Dataset rows
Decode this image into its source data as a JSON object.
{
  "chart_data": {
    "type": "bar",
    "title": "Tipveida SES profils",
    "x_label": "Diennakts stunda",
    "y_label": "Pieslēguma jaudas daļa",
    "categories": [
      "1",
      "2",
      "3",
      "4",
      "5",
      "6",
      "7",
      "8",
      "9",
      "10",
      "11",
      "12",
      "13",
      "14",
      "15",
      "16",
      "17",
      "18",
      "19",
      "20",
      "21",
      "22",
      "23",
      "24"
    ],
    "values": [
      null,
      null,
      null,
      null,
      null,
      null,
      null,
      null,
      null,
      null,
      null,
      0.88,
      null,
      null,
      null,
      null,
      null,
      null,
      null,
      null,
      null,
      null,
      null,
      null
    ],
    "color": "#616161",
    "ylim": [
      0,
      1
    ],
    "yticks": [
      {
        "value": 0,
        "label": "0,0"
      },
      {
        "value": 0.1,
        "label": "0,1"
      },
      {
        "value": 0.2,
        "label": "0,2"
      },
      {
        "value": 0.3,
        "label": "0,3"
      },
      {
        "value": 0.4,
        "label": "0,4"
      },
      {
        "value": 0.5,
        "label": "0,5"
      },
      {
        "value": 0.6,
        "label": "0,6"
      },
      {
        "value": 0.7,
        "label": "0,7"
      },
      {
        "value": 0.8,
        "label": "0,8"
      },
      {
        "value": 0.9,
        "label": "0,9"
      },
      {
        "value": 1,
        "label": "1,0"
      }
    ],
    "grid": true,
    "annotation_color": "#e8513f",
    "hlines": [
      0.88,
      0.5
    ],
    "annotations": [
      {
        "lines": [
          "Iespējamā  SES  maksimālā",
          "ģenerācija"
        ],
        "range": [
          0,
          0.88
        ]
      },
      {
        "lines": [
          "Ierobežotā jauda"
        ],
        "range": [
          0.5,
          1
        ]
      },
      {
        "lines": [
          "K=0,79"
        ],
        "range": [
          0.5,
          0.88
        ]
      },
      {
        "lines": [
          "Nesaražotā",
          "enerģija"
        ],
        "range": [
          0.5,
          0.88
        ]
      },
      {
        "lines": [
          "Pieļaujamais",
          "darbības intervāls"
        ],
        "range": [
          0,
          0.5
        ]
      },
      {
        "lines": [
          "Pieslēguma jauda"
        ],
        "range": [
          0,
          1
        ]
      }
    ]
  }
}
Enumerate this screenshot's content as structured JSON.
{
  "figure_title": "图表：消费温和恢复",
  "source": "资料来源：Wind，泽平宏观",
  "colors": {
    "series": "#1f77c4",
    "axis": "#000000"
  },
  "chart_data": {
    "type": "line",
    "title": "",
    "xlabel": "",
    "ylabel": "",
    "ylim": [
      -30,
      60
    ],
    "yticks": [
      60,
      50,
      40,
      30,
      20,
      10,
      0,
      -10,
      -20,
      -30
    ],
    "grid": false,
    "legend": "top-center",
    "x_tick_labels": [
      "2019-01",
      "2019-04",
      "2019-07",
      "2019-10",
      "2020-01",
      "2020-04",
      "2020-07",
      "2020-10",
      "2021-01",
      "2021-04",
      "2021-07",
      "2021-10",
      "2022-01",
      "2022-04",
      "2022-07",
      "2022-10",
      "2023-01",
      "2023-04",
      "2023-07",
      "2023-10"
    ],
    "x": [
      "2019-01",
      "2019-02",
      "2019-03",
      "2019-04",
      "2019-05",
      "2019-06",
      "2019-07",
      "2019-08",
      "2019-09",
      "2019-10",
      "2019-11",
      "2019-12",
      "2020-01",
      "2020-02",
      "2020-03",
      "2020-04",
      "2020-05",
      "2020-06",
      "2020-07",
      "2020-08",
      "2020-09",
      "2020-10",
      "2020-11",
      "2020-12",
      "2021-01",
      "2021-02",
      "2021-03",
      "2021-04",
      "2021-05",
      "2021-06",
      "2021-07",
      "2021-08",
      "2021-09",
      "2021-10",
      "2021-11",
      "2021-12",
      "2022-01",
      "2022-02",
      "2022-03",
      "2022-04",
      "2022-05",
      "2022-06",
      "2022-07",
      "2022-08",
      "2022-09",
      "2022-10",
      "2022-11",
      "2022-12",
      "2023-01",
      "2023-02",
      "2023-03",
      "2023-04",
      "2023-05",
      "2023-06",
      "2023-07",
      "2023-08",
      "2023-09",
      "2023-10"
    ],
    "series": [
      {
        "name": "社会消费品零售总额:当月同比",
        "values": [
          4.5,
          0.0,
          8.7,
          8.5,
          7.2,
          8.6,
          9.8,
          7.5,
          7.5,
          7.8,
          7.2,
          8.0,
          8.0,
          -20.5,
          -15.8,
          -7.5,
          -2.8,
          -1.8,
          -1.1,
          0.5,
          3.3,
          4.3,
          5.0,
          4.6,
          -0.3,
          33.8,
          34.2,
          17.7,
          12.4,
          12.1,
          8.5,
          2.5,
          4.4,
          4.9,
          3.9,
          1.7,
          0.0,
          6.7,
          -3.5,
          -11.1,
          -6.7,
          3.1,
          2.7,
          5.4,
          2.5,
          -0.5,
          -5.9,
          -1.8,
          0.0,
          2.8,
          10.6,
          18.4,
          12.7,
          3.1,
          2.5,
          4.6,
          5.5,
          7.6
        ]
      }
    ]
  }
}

▶ YOUR GOAL
Copy out every line of the data above, exactly as given.

▶ COMPLETED TASK
Decode this image into its source data as a JSON object.
{
  "chart_data": {
    "type": "bar",
    "title": "Tipveida SES profils",
    "x_label": "Diennakts stunda",
    "y_label": "Pieslēguma jaudas daļa",
    "categories": [
      "1",
      "2",
      "3",
      "4",
      "5",
      "6",
      "7",
      "8",
      "9",
      "10",
      "11",
      "12",
      "13",
      "14",
      "15",
      "16",
      "17",
      "18",
      "19",
      "20",
      "21",
      "22",
      "23",
      "24"
    ],
    "values": [
      null,
      null,
      null,
      null,
      null,
      null,
      null,
      null,
      null,
      null,
      null,
      0.88,
      null,
      null,
      null,
      null,
      null,
      null,
      null,
      null,
      null,
      null,
      null,
      null
    ],
    "color": "#616161",
    "ylim": [
      0,
      1
    ],
    "yticks": [
      {
        "value": 0,
        "label": "0,0"
      },
      {
        "value": 0.1,
        "label": "0,1"
      },
      {
        "value": 0.2,
        "label": "0,2"
      },
      {
        "value": 0.3,
        "label": "0,3"
      },
      {
        "value": 0.4,
        "label": "0,4"
      },
      {
        "value": 0.5,
        "label": "0,5"
      },
      {
        "value": 0.6,
        "label": "0,6"
      },
      {
        "value": 0.7,
        "label": "0,7"
      },
      {
        "value": 0.8,
        "label": "0,8"
      },
      {
        "value": 0.9,
        "label": "0,9"
      },
      {
        "value": 1,
        "label": "1,0"
      }
    ],
    "grid": true,
    "annotation_color": "#e8513f",
    "hlines": [
      0.88,
      0.5
    ],
    "annotations": [
      {
        "lines": [
          "Iespējamā  SES  maksimālā",
          "ģenerācija"
        ],
        "range": [
          0,
          0.88
        ]
      },
      {
        "lines": [
          "Ierobežotā jauda"
        ],
        "range": [
          0.5,
          1
        ]
      },
      {
        "lines": [
          "K=0,79"
        ],
        "range": [
          0.5,
          0.88
        ]
      },
      {
        "lines": [
          "Nesaražotā",
          "enerģija"
        ],
        "range": [
          0.5,
          0.88
        ]
      },
      {
        "lines": [
          "Pieļaujamais",
          "darbības intervāls"
        ],
        "range": [
          0,
          0.5
        ]
      },
      {
        "lines": [
          "Pieslēguma jauda"
        ],
        "range": [
          0,
          1
        ]
      }
    ]
  }
}
Enumerate this screenshot's content as structured JSON.
{
  "figure_title": "图表：消费温和恢复",
  "source": "资料来源：Wind，泽平宏观",
  "colors": {
    "series": "#1f77c4",
    "axis": "#000000"
  },
  "chart_data": {
    "type": "line",
    "title": "",
    "xlabel": "",
    "ylabel": "",
    "ylim": [
      -30,
      60
    ],
    "yticks": [
      60,
      50,
      40,
      30,
      20,
      10,
      0,
      -10,
      -20,
      -30
    ],
    "grid": false,
    "legend": "top-center",
    "x_tick_labels": [
      "2019-01",
      "2019-04",
      "2019-07",
      "2019-10",
      "2020-01",
      "2020-04",
      "2020-07",
      "2020-10",
      "2021-01",
      "2021-04",
      "2021-07",
      "2021-10",
      "2022-01",
      "2022-04",
      "2022-07",
      "2022-10",
      "2023-01",
      "2023-04",
      "2023-07",
      "2023-10"
    ],
    "x": [
      "2019-01",
      "2019-02",
      "2019-03",
      "2019-04",
      "2019-05",
      "2019-06",
      "2019-07",
      "2019-08",
      "2019-09",
      "2019-10",
      "2019-11",
      "2019-12",
      "2020-01",
      "2020-02",
      "2020-03",
      "2020-04",
      "2020-05",
      "2020-06",
      "2020-07",
      "2020-08",
      "2020-09",
      "2020-10",
      "2020-11",
      "2020-12",
      "2021-01",
      "2021-02",
      "2021-03",
      "2021-04",
      "2021-05",
      "2021-06",
      "2021-07",
      "2021-08",
      "2021-09",
      "2021-10",
      "2021-11",
      "2021-12",
      "2022-01",
      "2022-02",
      "2022-03",
      "2022-04",
      "2022-05",
      "2022-06",
      "2022-07",
      "2022-08",
      "2022-09",
      "2022-10",
      "2022-11",
      "2022-12",
      "2023-01",
      "2023-02",
      "2023-03",
      "2023-04",
      "2023-05",
      "2023-06",
      "2023-07",
      "2023-08",
      "2023-09",
      "2023-10"
    ],
    "series": [
      {
        "name": "社会消费品零售总额:当月同比",
        "values": [
          4.5,
          0.0,
          8.7,
          8.5,
          7.2,
          8.6,
          9.8,
          7.5,
          7.5,
          7.8,
          7.2,
          8.0,
          8.0,
          -20.5,
          -15.8,
          -7.5,
          -2.8,
          -1.8,
          -1.1,
          0.5,
          3.3,
          4.3,
          5.0,
          4.6,
          -0.3,
          33.8,
          34.2,
          17.7,
          12.4,
          12.1,
          8.5,
          2.5,
          4.4,
          4.9,
          3.9,
          1.7,
          0.0,
          6.7,
          -3.5,
          -11.1,
          -6.7,
          3.1,
          2.7,
          5.4,
          2.5,
          -0.5,
          -5.9,
          -1.8,
          0.0,
          2.8,
          10.6,
          18.4,
          12.7,
          3.1,
          2.5,
          4.6,
          5.5,
          7.6
        ]
      }
    ]
  }
}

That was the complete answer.